(Task)
Check every line below for the word "months" and show those that hold it.

(Data listing)
# # # # #

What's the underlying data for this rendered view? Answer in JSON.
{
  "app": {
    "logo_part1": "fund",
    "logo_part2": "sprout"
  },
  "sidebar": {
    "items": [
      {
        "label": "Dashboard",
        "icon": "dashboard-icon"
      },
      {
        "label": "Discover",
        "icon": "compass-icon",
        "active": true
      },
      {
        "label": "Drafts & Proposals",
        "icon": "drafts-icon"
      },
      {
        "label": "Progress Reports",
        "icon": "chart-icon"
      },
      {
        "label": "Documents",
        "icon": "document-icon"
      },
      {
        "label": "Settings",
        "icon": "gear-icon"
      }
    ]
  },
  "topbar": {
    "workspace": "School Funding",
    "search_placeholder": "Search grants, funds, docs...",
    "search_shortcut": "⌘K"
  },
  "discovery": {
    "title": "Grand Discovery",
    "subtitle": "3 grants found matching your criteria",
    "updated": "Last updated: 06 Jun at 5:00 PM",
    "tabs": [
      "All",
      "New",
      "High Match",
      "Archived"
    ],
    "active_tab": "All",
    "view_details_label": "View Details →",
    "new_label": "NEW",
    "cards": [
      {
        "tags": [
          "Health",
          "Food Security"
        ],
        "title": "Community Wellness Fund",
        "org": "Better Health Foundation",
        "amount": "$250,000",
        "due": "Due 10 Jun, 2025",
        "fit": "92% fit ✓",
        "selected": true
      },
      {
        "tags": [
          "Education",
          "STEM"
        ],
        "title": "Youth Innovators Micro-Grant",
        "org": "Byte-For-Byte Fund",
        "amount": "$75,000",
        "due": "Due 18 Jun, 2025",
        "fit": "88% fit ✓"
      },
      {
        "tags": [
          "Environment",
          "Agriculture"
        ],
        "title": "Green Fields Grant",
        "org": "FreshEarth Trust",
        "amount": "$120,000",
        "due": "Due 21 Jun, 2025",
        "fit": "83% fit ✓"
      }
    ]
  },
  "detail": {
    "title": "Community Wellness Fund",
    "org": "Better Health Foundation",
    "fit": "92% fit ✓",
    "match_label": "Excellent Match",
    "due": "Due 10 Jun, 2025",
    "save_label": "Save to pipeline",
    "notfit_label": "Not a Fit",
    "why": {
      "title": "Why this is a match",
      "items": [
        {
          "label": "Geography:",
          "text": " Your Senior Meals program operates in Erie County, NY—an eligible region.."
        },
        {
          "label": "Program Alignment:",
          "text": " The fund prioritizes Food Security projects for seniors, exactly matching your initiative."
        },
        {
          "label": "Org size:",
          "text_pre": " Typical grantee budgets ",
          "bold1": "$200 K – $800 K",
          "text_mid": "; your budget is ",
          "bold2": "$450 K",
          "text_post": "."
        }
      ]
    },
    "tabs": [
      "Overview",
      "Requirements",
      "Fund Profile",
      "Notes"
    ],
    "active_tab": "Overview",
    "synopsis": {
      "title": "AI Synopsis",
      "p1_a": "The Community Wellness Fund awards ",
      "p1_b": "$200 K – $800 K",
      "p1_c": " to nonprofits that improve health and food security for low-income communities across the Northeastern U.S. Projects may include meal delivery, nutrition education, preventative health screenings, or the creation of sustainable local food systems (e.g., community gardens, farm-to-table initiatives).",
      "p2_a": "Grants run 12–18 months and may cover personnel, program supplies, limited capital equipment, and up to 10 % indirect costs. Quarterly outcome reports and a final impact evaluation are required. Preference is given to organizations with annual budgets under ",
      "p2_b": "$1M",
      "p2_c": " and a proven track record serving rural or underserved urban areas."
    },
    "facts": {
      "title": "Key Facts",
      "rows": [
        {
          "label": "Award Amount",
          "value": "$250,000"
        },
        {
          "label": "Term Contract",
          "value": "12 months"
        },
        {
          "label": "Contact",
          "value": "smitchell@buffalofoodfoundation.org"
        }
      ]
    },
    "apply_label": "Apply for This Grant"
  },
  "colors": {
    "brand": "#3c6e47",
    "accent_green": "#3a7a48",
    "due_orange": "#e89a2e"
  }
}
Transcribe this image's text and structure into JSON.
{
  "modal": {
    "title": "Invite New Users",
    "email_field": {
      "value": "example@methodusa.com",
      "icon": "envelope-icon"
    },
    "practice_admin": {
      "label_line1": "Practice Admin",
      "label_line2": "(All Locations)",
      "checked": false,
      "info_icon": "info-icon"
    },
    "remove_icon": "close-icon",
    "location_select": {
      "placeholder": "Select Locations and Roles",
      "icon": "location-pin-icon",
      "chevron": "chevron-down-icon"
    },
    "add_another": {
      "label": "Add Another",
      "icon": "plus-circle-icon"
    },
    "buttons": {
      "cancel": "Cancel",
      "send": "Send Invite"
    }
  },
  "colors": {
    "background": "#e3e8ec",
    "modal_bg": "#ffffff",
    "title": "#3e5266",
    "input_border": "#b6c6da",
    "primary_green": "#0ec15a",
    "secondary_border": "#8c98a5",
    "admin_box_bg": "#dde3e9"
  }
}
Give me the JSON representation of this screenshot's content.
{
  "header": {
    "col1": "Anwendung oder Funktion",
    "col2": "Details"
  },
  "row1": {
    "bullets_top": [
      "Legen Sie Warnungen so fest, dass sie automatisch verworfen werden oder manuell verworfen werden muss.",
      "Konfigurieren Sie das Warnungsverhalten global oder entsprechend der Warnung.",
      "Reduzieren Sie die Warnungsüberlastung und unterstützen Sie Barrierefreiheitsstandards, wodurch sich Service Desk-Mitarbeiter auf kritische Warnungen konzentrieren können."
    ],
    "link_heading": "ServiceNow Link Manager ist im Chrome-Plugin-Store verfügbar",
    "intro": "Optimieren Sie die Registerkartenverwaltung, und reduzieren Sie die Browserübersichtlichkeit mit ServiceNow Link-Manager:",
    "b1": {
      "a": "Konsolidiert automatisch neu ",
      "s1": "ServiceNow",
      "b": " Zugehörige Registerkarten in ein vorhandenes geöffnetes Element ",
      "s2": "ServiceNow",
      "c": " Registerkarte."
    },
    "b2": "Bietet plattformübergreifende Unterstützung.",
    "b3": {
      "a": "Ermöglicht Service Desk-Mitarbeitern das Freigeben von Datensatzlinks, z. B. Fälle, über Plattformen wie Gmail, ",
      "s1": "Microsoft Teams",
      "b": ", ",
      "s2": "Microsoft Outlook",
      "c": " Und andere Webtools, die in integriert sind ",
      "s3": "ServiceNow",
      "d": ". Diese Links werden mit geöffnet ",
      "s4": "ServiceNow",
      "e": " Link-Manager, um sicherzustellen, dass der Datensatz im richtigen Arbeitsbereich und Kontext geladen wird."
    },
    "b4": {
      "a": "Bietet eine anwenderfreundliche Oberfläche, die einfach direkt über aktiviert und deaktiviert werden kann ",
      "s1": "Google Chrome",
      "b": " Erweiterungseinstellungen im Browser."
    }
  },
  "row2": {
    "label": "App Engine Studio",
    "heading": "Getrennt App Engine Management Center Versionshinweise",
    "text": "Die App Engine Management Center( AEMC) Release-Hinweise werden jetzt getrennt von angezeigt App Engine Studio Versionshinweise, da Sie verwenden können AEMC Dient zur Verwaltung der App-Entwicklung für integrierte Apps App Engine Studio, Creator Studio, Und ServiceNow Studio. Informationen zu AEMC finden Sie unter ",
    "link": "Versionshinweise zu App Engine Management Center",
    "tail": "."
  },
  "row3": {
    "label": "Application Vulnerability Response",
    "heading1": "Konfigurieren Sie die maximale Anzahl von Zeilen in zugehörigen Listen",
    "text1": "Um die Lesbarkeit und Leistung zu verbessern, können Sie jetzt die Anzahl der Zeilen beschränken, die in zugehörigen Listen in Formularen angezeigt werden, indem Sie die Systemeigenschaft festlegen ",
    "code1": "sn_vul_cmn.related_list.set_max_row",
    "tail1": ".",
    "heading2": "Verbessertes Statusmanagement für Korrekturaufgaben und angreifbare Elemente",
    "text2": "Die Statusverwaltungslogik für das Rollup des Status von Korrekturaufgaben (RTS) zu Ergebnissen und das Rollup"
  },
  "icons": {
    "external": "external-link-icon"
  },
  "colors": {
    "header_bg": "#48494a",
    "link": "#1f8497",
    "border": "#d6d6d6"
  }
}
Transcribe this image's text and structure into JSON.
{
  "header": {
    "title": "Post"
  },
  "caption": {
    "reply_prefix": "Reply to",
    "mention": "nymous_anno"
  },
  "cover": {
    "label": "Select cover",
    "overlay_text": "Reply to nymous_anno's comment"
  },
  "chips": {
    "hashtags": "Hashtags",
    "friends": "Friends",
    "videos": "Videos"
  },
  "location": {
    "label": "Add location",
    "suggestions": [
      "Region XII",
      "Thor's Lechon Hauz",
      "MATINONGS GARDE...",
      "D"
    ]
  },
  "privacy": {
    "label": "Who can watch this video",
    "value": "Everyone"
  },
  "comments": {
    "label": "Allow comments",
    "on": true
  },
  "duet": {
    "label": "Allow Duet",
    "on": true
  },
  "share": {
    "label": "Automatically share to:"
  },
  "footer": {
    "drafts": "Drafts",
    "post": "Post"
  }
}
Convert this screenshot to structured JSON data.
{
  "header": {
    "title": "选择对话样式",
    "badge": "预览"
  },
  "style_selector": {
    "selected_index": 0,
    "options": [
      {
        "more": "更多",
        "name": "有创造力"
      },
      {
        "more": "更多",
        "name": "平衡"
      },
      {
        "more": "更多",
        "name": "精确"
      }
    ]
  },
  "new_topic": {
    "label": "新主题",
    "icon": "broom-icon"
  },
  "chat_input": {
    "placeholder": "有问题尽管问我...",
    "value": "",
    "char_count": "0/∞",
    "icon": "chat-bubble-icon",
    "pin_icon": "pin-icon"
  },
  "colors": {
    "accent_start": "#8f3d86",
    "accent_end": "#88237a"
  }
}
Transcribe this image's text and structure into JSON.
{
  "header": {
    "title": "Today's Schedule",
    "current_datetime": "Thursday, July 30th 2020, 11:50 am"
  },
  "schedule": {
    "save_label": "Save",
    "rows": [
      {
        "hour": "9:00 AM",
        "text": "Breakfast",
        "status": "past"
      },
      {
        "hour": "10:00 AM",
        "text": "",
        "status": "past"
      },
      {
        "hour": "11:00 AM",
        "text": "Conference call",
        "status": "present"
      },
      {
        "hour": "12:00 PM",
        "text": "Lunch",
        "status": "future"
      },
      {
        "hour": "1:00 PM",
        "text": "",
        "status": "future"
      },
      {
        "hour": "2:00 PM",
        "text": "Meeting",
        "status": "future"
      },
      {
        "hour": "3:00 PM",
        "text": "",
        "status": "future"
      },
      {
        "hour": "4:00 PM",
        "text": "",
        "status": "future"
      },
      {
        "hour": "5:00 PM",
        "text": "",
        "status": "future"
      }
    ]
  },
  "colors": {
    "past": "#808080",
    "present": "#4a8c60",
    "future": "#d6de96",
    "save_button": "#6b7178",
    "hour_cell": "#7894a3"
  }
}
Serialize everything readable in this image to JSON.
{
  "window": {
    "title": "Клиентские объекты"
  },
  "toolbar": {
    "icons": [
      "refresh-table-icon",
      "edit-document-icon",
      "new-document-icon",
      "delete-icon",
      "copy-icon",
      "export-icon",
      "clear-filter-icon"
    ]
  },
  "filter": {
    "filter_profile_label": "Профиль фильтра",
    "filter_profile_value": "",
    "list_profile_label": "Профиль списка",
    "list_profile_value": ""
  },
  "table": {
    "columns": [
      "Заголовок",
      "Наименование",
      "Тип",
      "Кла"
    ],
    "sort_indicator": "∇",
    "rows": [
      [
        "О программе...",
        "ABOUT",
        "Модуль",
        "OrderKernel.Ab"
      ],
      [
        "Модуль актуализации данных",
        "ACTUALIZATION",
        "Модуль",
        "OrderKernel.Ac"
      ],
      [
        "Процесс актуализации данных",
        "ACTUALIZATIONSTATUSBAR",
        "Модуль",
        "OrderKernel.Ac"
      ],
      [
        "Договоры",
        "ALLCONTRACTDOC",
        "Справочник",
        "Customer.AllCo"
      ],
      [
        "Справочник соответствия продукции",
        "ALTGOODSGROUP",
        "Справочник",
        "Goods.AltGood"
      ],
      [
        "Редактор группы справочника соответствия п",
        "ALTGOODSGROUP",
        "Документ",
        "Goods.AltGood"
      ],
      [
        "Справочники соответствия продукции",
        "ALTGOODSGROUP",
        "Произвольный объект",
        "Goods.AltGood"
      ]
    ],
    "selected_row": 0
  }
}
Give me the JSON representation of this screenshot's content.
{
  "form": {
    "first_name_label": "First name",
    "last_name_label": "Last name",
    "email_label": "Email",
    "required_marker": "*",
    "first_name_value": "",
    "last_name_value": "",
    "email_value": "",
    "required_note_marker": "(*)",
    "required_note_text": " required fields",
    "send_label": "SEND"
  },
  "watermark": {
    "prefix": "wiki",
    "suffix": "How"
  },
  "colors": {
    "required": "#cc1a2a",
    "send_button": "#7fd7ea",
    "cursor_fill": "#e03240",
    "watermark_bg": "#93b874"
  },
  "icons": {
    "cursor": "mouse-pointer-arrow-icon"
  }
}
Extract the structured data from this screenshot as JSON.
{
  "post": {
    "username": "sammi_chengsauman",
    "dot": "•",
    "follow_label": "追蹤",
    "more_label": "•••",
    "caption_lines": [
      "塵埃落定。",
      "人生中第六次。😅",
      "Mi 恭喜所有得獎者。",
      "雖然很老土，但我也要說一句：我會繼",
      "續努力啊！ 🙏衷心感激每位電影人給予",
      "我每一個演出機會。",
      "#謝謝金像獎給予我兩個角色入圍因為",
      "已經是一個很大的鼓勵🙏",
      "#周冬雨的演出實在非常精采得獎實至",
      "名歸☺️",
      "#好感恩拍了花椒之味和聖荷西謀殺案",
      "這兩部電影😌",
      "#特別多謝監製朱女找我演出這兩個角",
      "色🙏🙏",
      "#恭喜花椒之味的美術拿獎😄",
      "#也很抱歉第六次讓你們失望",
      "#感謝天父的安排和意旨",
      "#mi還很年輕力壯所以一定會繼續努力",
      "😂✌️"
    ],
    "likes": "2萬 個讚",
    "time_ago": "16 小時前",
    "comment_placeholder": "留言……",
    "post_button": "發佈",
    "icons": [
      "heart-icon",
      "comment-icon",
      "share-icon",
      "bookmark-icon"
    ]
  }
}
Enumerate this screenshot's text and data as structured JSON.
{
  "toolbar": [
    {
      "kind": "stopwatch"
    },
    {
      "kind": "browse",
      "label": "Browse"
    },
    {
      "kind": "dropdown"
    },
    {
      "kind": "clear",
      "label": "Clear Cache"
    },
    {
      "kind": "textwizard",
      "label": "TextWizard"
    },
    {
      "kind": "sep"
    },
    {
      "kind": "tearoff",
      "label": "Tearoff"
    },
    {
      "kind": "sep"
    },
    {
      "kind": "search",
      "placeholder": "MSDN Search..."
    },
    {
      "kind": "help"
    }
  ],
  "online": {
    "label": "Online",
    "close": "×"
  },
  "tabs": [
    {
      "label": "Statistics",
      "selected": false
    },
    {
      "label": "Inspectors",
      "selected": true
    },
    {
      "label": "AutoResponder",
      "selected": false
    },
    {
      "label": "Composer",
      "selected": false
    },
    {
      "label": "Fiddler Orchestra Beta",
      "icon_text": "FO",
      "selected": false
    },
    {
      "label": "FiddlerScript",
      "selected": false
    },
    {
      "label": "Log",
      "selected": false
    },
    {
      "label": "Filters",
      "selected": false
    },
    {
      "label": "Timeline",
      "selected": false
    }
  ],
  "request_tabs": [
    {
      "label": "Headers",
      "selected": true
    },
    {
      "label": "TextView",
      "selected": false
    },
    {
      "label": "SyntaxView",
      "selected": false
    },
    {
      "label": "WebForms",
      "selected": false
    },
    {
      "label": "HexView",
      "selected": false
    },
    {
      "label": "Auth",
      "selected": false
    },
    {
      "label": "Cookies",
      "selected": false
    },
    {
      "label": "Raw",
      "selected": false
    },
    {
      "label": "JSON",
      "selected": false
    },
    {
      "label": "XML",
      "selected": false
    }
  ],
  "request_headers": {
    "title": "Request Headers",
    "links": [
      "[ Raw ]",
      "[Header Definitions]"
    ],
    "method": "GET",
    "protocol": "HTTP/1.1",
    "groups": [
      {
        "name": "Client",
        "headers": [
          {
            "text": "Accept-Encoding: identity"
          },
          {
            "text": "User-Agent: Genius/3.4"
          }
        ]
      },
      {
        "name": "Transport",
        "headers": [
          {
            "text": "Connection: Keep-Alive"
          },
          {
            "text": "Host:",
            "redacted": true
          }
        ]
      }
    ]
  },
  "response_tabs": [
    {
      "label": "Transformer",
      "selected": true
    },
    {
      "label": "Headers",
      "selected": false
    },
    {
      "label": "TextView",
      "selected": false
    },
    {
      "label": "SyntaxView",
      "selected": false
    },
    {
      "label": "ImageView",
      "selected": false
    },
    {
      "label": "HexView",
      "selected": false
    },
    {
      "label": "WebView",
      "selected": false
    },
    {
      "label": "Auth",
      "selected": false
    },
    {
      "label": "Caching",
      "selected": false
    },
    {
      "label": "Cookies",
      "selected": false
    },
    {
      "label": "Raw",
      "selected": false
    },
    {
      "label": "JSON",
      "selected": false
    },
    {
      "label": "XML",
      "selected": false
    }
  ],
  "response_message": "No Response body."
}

# # # # #

(The response)
      "p2_a": "Grants run 12–18 months and may cover personnel, program supplies, limited capital equipment, and up to 10 % indirect costs. Quarterly outcome reports and a final impact evaluation are required. Preference is given to organizations with annual budgets under ",
          "value": "12 months"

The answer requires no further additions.